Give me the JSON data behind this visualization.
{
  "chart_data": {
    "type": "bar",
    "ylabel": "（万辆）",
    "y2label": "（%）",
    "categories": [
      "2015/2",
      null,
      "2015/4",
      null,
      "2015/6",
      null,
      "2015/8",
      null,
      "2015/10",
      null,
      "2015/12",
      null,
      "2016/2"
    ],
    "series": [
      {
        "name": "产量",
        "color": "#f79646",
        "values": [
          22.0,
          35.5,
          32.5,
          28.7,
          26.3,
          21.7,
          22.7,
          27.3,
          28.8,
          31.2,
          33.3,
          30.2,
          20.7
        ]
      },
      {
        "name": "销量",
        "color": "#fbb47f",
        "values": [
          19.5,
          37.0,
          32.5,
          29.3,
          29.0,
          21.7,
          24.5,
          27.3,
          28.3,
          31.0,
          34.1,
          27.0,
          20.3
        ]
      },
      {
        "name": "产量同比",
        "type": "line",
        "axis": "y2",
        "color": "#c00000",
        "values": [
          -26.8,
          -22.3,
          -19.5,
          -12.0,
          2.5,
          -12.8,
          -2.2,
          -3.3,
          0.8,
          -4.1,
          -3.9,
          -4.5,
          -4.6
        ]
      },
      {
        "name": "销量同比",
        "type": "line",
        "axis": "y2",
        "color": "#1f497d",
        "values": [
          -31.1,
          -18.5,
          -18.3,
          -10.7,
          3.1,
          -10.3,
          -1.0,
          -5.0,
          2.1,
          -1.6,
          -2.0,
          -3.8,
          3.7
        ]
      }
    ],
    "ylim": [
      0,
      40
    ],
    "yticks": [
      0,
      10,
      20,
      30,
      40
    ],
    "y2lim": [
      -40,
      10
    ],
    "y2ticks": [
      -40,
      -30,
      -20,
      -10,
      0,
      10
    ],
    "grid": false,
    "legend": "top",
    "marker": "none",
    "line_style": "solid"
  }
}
★ ★ ★ ★ ★
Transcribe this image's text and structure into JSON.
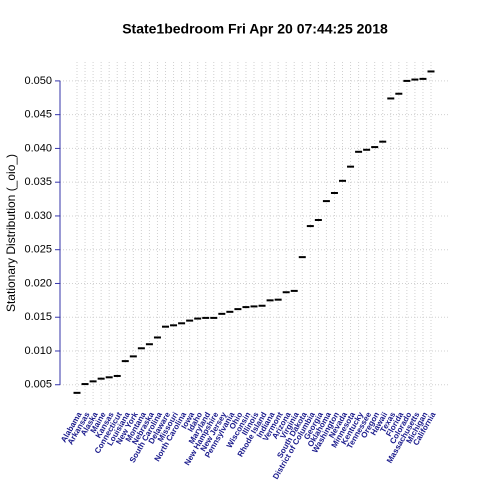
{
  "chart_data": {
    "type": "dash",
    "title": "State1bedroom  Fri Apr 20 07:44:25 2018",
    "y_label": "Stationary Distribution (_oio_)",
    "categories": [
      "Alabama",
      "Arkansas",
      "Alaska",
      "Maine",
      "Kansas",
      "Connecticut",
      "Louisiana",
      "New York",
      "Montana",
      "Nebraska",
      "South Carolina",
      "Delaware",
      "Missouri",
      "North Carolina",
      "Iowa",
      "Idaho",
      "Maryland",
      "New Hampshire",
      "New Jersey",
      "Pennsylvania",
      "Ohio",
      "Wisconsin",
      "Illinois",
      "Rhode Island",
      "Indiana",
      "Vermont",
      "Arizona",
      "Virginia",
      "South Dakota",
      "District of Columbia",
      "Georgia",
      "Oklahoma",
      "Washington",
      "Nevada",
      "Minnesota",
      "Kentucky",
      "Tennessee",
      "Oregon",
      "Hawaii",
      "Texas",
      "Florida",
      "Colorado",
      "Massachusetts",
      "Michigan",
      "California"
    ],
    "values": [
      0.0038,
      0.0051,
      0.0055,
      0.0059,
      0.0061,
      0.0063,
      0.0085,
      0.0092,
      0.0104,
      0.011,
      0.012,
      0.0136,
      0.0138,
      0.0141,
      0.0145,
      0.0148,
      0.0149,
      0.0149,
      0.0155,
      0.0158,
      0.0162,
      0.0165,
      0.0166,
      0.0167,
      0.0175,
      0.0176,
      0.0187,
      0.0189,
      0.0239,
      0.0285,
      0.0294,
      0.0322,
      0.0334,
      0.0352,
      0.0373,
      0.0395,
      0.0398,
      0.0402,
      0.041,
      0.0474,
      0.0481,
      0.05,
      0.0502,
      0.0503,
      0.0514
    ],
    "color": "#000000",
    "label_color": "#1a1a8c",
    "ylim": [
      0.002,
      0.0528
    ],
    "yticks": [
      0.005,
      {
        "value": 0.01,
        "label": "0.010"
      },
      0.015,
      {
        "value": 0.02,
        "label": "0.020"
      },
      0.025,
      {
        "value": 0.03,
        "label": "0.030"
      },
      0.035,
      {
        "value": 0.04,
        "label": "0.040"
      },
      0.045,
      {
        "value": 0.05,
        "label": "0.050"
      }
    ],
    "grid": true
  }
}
★ ★ ★ ★ ★
> **Objective**
Filter the data, keeping only the lines that contain "JSON".

> **Task solution**
Give me the JSON data behind this visualization.
Transcribe this image's text and structure into JSON.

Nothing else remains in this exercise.